- _WHAT THE EXERCISE ASKS_
Lay out every line of the entries below as a numbered list, skipping any blank lines.
>> BEGIN RECORDS FOR THIS TASK
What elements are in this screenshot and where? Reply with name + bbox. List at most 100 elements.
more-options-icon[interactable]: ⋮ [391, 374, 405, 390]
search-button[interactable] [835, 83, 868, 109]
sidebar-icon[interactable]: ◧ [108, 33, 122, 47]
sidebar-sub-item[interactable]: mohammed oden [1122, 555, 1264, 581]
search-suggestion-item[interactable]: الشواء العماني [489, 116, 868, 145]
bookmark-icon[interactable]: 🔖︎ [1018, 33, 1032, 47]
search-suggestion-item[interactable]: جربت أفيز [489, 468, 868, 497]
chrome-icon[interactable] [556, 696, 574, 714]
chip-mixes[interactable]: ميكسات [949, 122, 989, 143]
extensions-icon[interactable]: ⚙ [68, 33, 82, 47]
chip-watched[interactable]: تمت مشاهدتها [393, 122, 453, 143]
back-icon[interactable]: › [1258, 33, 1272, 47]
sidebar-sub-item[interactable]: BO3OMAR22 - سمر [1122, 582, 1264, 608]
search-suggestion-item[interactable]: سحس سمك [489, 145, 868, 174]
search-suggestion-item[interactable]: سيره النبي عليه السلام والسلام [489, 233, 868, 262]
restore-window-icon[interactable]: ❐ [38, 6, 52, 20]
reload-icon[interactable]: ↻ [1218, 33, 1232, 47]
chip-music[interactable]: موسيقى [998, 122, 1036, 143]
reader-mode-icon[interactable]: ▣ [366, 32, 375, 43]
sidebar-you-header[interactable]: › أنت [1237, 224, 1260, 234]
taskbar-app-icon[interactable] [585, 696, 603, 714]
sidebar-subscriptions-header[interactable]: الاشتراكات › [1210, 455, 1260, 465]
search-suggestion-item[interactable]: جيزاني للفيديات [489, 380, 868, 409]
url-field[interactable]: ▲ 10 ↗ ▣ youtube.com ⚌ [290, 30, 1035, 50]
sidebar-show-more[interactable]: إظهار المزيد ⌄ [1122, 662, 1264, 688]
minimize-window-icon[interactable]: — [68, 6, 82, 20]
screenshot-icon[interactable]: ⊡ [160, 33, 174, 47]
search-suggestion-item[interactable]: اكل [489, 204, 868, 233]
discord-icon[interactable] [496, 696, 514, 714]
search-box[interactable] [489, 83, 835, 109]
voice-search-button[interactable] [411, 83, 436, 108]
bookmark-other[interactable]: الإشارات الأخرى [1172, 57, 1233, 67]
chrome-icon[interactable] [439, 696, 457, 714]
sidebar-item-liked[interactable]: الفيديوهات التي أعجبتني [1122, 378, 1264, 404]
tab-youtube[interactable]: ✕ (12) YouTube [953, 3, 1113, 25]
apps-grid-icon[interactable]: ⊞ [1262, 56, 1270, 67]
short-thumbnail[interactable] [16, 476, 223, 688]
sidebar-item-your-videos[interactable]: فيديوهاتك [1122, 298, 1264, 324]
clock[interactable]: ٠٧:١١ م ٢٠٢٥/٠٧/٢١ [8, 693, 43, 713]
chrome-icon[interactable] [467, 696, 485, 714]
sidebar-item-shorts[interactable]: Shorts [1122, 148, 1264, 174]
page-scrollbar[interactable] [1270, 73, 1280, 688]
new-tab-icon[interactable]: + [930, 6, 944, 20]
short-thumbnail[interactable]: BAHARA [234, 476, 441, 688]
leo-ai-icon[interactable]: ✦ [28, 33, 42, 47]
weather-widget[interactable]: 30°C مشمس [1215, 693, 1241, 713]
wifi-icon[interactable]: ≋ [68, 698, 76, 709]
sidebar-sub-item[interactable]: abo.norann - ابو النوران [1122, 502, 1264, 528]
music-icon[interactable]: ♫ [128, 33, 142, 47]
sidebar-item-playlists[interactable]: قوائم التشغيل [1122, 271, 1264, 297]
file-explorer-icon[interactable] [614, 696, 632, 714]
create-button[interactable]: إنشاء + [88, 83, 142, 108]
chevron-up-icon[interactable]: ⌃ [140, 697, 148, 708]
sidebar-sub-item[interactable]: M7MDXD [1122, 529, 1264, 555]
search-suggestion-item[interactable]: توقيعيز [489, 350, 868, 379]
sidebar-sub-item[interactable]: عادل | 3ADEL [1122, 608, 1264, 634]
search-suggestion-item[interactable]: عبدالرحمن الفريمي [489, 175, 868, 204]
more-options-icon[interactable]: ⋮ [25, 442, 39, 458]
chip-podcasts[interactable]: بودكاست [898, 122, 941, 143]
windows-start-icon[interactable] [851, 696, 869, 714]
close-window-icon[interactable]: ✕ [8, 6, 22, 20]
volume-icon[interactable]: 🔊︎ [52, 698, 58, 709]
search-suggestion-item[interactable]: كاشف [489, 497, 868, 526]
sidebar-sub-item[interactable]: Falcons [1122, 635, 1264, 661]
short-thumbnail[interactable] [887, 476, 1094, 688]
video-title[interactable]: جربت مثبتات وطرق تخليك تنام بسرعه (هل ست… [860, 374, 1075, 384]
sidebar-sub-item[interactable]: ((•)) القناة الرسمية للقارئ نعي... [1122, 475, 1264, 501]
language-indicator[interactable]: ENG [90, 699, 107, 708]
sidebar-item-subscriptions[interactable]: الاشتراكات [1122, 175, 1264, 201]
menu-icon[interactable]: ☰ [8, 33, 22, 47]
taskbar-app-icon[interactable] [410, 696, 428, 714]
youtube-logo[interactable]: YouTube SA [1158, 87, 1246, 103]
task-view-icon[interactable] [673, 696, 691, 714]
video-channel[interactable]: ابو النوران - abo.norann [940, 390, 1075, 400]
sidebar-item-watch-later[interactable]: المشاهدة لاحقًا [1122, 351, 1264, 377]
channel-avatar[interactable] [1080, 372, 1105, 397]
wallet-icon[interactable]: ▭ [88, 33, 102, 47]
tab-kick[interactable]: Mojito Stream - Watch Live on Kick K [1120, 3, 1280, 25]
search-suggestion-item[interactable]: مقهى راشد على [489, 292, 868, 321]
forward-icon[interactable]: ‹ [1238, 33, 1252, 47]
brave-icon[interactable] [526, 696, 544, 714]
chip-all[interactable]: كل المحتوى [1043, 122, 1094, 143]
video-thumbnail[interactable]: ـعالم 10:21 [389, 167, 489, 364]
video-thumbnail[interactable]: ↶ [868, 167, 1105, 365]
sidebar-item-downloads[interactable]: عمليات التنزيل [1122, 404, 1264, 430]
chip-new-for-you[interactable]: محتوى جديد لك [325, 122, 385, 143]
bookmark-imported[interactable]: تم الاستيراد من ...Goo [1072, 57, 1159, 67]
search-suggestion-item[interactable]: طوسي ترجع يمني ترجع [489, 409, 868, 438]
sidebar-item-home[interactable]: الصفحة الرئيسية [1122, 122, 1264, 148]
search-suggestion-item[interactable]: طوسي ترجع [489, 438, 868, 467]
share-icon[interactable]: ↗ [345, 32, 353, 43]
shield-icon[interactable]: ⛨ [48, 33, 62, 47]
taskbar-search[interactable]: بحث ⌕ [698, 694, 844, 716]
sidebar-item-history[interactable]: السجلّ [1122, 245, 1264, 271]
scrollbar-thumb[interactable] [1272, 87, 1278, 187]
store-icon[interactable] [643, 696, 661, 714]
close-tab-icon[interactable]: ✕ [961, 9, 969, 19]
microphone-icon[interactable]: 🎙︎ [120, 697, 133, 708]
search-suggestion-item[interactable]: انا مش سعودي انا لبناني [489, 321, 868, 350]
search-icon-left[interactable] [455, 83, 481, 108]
>> END RECORDS FOR THIS TASK
- _RESPONSE TO THE EXERCISE_
1. What elements are in this screenshot and where? Reply with name + bbox. List at most 100 elements.
2. more-options-icon[interactable]: ⋮ [391, 374, 405, 390]
3. search-button[interactable] [835, 83, 868, 109]
4. sidebar-icon[interactable]: ◧ [108, 33, 122, 47]
5. sidebar-sub-item[interactable]: mohammed oden [1122, 555, 1264, 581]
6. search-suggestion-item[interactable]: الشواء العماني [489, 116, 868, 145]
7. bookmark-icon[interactable]: 🔖︎ [1018, 33, 1032, 47]
8. search-suggestion-item[interactable]: جربت أفيز [489, 468, 868, 497]
9. chrome-icon[interactable] [556, 696, 574, 714]
10. chip-mixes[interactable]: ميكسات [949, 122, 989, 143]
11. extensions-icon[interactable]: ⚙ [68, 33, 82, 47]
12. chip-watched[interactable]: تمت مشاهدتها [393, 122, 453, 143]
13. back-icon[interactable]: › [1258, 33, 1272, 47]
14. sidebar-sub-item[interactable]: BO3OMAR22 - سمر [1122, 582, 1264, 608]
15. search-suggestion-item[interactable]: سحس سمك [489, 145, 868, 174]
16. search-suggestion-item[interactable]: سيره النبي عليه السلام والسلام [489, 233, 868, 262]
17. restore-window-icon[interactable]: ❐ [38, 6, 52, 20]
18. reload-icon[interactable]: ↻ [1218, 33, 1232, 47]
19. chip-music[interactable]: موسيقى [998, 122, 1036, 143]
20. reader-mode-icon[interactable]: ▣ [366, 32, 375, 43]
21. sidebar-you-header[interactable]: › أنت [1237, 224, 1260, 234]
22. taskbar-app-icon[interactable] [585, 696, 603, 714]
23. sidebar-subscriptions-header[interactable]: الاشتراكات › [1210, 455, 1260, 465]
24. search-suggestion-item[interactable]: جيزاني للفيديات [489, 380, 868, 409]
25. url-field[interactable]: ▲ 10 ↗ ▣ youtube.com ⚌ [290, 30, 1035, 50]
26. sidebar-show-more[interactable]: إظهار المزيد ⌄ [1122, 662, 1264, 688]
27. minimize-window-icon[interactable]: — [68, 6, 82, 20]
28. screenshot-icon[interactable]: ⊡ [160, 33, 174, 47]
29. search-suggestion-item[interactable]: اكل [489, 204, 868, 233]
30. discord-icon[interactable] [496, 696, 514, 714]
31. search-box[interactable] [489, 83, 835, 109]
32. voice-search-button[interactable] [411, 83, 436, 108]
33. bookmark-other[interactable]: الإشارات الأخرى [1172, 57, 1233, 67]
34. chrome-icon[interactable] [439, 696, 457, 714]
35. sidebar-item-liked[interactable]: الفيديوهات التي أعجبتني [1122, 378, 1264, 404]
36. tab-youtube[interactable]: ✕ (12) YouTube [953, 3, 1113, 25]
37. apps-grid-icon[interactable]: ⊞ [1262, 56, 1270, 67]
38. short-thumbnail[interactable] [16, 476, 223, 688]
39. sidebar-item-your-videos[interactable]: فيديوهاتك [1122, 298, 1264, 324]
40. clock[interactable]: ٠٧:١١ م ٢٠٢٥/٠٧/٢١ [8, 693, 43, 713]
41. chrome-icon[interactable] [467, 696, 485, 714]
42. sidebar-item-shorts[interactable]: Shorts [1122, 148, 1264, 174]
43. page-scrollbar[interactable] [1270, 73, 1280, 688]
44. new-tab-icon[interactable]: + [930, 6, 944, 20]
45. short-thumbnail[interactable]: BAHARA [234, 476, 441, 688]
46. leo-ai-icon[interactable]: ✦ [28, 33, 42, 47]
47. weather-widget[interactable]: 30°C مشمس [1215, 693, 1241, 713]
48. wifi-icon[interactable]: ≋ [68, 698, 76, 709]
49. sidebar-sub-item[interactable]: abo.norann - ابو النوران [1122, 502, 1264, 528]
50. music-icon[interactable]: ♫ [128, 33, 142, 47]
51. sidebar-item-playlists[interactable]: قوائم التشغيل [1122, 271, 1264, 297]
52. file-explorer-icon[interactable] [614, 696, 632, 714]
53. create-button[interactable]: إنشاء + [88, 83, 142, 108]
54. chevron-up-icon[interactable]: ⌃ [140, 697, 148, 708]
55. sidebar-sub-item[interactable]: M7MDXD [1122, 529, 1264, 555]
56. search-suggestion-item[interactable]: توقيعيز [489, 350, 868, 379]
57. sidebar-sub-item[interactable]: عادل | 3ADEL [1122, 608, 1264, 634]
58. search-suggestion-item[interactable]: عبدالرحمن الفريمي [489, 175, 868, 204]
59. more-options-icon[interactable]: ⋮ [25, 442, 39, 458]
60. chip-podcasts[interactable]: بودكاست [898, 122, 941, 143]
61. windows-start-icon[interactable] [851, 696, 869, 714]
62. close-window-icon[interactable]: ✕ [8, 6, 22, 20]
63. volume-icon[interactable]: 🔊︎ [52, 698, 58, 709]
64. search-suggestion-item[interactable]: كاشف [489, 497, 868, 526]
65. sidebar-sub-item[interactable]: Falcons [1122, 635, 1264, 661]
66. short-thumbnail[interactable] [887, 476, 1094, 688]
67. video-title[interactable]: جربت مثبتات وطرق تخليك تنام بسرعه (هل ست… [860, 374, 1075, 384]
68. sidebar-sub-item[interactable]: ((•)) القناة الرسمية للقارئ نعي... [1122, 475, 1264, 501]
69. language-indicator[interactable]: ENG [90, 699, 107, 708]
70. sidebar-item-subscriptions[interactable]: الاشتراكات [1122, 175, 1264, 201]
71. menu-icon[interactable]: ☰ [8, 33, 22, 47]
72. taskbar-app-icon[interactable] [410, 696, 428, 714]
73. youtube-logo[interactable]: YouTube SA [1158, 87, 1246, 103]
74. task-view-icon[interactable] [673, 696, 691, 714]
75. video-channel[interactable]: ابو النوران - abo.norann [940, 390, 1075, 400]
76. sidebar-item-watch-later[interactable]: المشاهدة لاحقًا [1122, 351, 1264, 377]
77. channel-avatar[interactable] [1080, 372, 1105, 397]
78. wallet-icon[interactable]: ▭ [88, 33, 102, 47]
79. tab-kick[interactable]: Mojito Stream - Watch Live on Kick K [1120, 3, 1280, 25]
80. search-suggestion-item[interactable]: مقهى راشد على [489, 292, 868, 321]
81. forward-icon[interactable]: ‹ [1238, 33, 1252, 47]
82. brave-icon[interactable] [526, 696, 544, 714]
83. chip-all[interactable]: كل المحتوى [1043, 122, 1094, 143]
84. video-thumbnail[interactable]: ـعالم 10:21 [389, 167, 489, 364]
85. video-thumbnail[interactable]: ↶ [868, 167, 1105, 365]
86. sidebar-item-downloads[interactable]: عمليات التنزيل [1122, 404, 1264, 430]
87. chip-new-for-you[interactable]: محتوى جديد لك [325, 122, 385, 143]
88. bookmark-imported[interactable]: تم الاستيراد من ...Goo [1072, 57, 1159, 67]
89. search-suggestion-item[interactable]: طوسي ترجع يمني ترجع [489, 409, 868, 438]
90. sidebar-item-home[interactable]: الصفحة الرئيسية [1122, 122, 1264, 148]
91. search-suggestion-item[interactable]: طوسي ترجع [489, 438, 868, 467]
92. share-icon[interactable]: ↗ [345, 32, 353, 43]
93. shield-icon[interactable]: ⛨ [48, 33, 62, 47]
94. taskbar-search[interactable]: بحث ⌕ [698, 694, 844, 716]
95. sidebar-item-history[interactable]: السجلّ [1122, 245, 1264, 271]
96. scrollbar-thumb[interactable] [1272, 87, 1278, 187]
97. store-icon[interactable] [643, 696, 661, 714]
98. close-tab-icon[interactable]: ✕ [961, 9, 969, 19]
99. microphone-icon[interactable]: 🎙︎ [120, 697, 133, 708]
100. search-suggestion-item[interactable]: انا مش سعودي انا لبناني [489, 321, 868, 350]
101. search-icon-left[interactable] [455, 83, 481, 108]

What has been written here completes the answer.